> _WHAT TO PRODUCE_
Within the listing below, locate all lines containing the word "ylabel". Copy each one.

> _MATERIAL SHOWN_
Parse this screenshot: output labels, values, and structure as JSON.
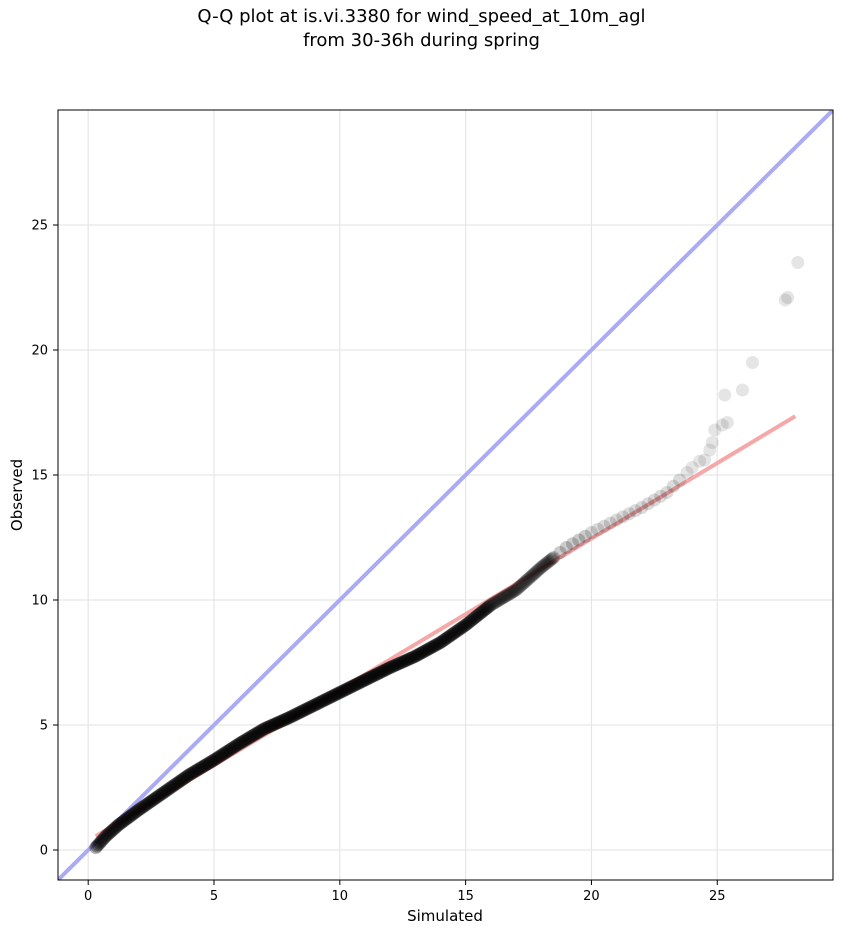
{
  "chart_data": {
    "type": "scatter",
    "title": [
      "Q-Q plot at is.vi.3380 for wind_speed_at_10m_agl",
      "from 30-36h during spring"
    ],
    "xlabel": "Simulated",
    "ylabel": "Observed",
    "xlim": [
      -1.2,
      29.6
    ],
    "ylim": [
      -1.2,
      29.6
    ],
    "xticks": [
      0,
      5,
      10,
      15,
      20,
      25
    ],
    "yticks": [
      0,
      5,
      10,
      15,
      20,
      25
    ],
    "grid": true,
    "point_color": "#000000",
    "one_to_one_line": {
      "color": "#aaaaf5",
      "from": [
        -1.2,
        -1.2
      ],
      "to": [
        29.6,
        29.6
      ]
    },
    "fit_line": {
      "color": "#f5a8a8",
      "from": [
        0.3,
        0.55
      ],
      "to": [
        28.1,
        17.35
      ]
    },
    "curve_anchors": [
      [
        0.3,
        0.1
      ],
      [
        0.7,
        0.55
      ],
      [
        1.2,
        1.0
      ],
      [
        2.0,
        1.6
      ],
      [
        3.0,
        2.3
      ],
      [
        4.0,
        3.0
      ],
      [
        5.0,
        3.6
      ],
      [
        6.0,
        4.25
      ],
      [
        7.0,
        4.85
      ],
      [
        8.0,
        5.3
      ],
      [
        9.0,
        5.8
      ],
      [
        10.0,
        6.3
      ],
      [
        11.0,
        6.8
      ],
      [
        12.0,
        7.3
      ],
      [
        13.0,
        7.75
      ],
      [
        14.0,
        8.3
      ],
      [
        15.0,
        9.0
      ],
      [
        16.0,
        9.8
      ],
      [
        17.0,
        10.4
      ],
      [
        18.0,
        11.3
      ],
      [
        19.0,
        12.1
      ],
      [
        20.0,
        12.7
      ],
      [
        21.0,
        13.2
      ],
      [
        22.0,
        13.7
      ],
      [
        23.0,
        14.3
      ],
      [
        23.5,
        14.8
      ]
    ],
    "tail_points": [
      [
        23.8,
        15.1
      ],
      [
        24.0,
        15.3
      ],
      [
        24.3,
        15.55
      ],
      [
        24.5,
        15.6
      ],
      [
        24.7,
        16.0
      ],
      [
        24.8,
        16.3
      ],
      [
        24.9,
        16.8
      ],
      [
        25.2,
        17.0
      ],
      [
        25.4,
        17.1
      ],
      [
        25.3,
        18.2
      ],
      [
        26.0,
        18.4
      ],
      [
        26.4,
        19.5
      ],
      [
        27.7,
        22.0
      ],
      [
        27.8,
        22.1
      ],
      [
        28.2,
        23.5
      ]
    ]
  }
}
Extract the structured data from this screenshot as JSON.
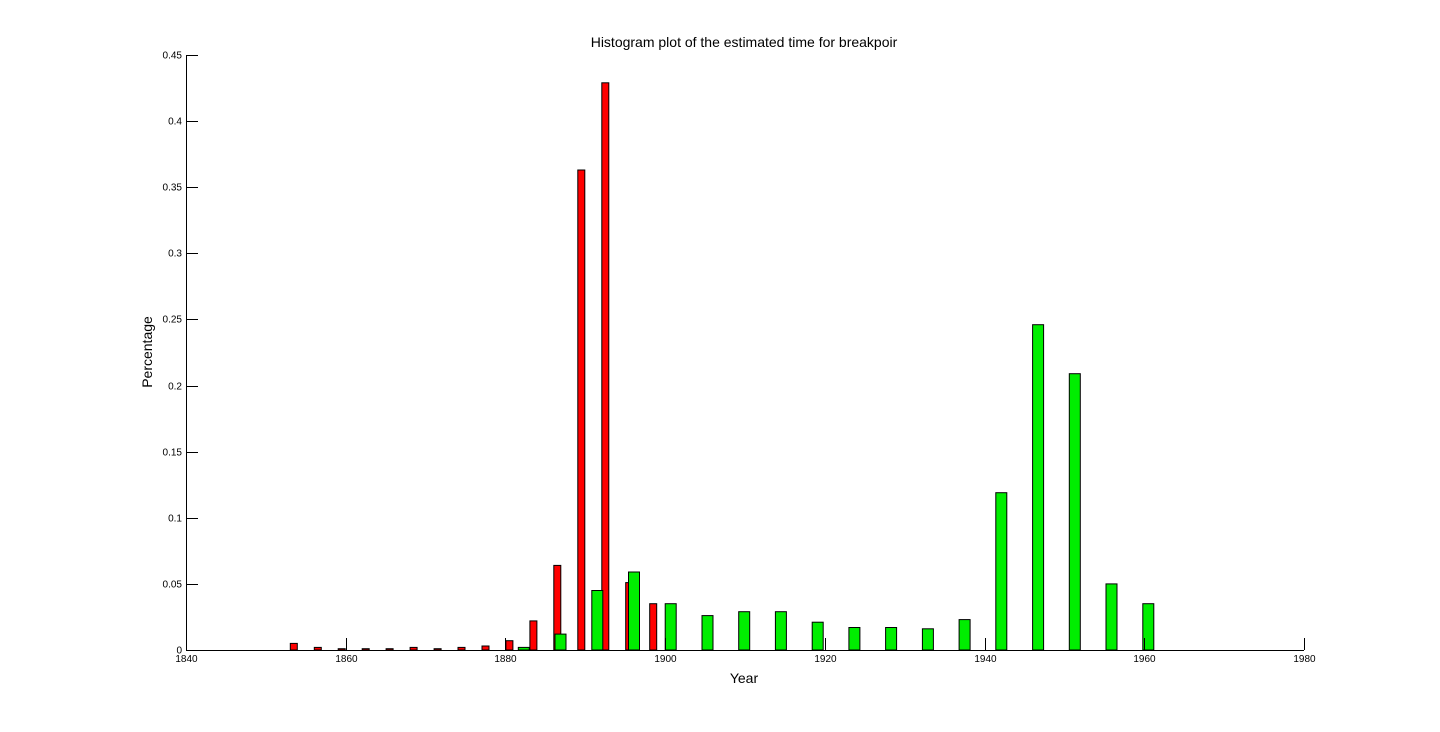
{
  "chart_data": {
    "type": "bar",
    "title": "Histogram plot of the estimated time for breakpoir",
    "xlabel": "Year",
    "ylabel": "Percentage",
    "xlim": [
      1840,
      1980
    ],
    "ylim": [
      0,
      0.45
    ],
    "xticks": [
      "1840",
      "1860",
      "1880",
      "1900",
      "1920",
      "1940",
      "1960",
      "1980"
    ],
    "yticks": [
      "0",
      "0.05",
      "0.1",
      "0.15",
      "0.2",
      "0.25",
      "0.3",
      "0.35",
      "0.4",
      "0.45"
    ],
    "grid": false,
    "legend": null,
    "series": [
      {
        "color": "#ff0000",
        "x": [
          1853.5,
          1856.5,
          1859.5,
          1862.5,
          1865.5,
          1868.5,
          1871.5,
          1874.5,
          1877.5,
          1880.5,
          1883.5,
          1886.5,
          1889.5,
          1892.5,
          1895.5,
          1898.5
        ],
        "values": [
          0.005,
          0.002,
          0.001,
          0.001,
          0.001,
          0.002,
          0.001,
          0.002,
          0.003,
          0.007,
          0.022,
          0.064,
          0.363,
          0.429,
          0.051,
          0.035
        ]
      },
      {
        "color": "#00ee00",
        "x": [
          1877.7,
          1882.3,
          1886.9,
          1891.5,
          1896.1,
          1900.7,
          1905.3,
          1909.9,
          1914.5,
          1919.1,
          1923.7,
          1928.3,
          1932.9,
          1937.5,
          1942.1,
          1946.7,
          1951.3,
          1955.9,
          1960.5
        ],
        "values": [
          0,
          0.002,
          0.012,
          0.045,
          0.059,
          0.035,
          0.026,
          0.029,
          0.029,
          0.021,
          0.017,
          0.017,
          0.016,
          0.023,
          0.119,
          0.246,
          0.209,
          0.05,
          0.035
        ]
      }
    ]
  }
}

> _ANSWER TO THE EXERCISE_
    "ylabel": "Observed",
    "ylabel": "Percentage",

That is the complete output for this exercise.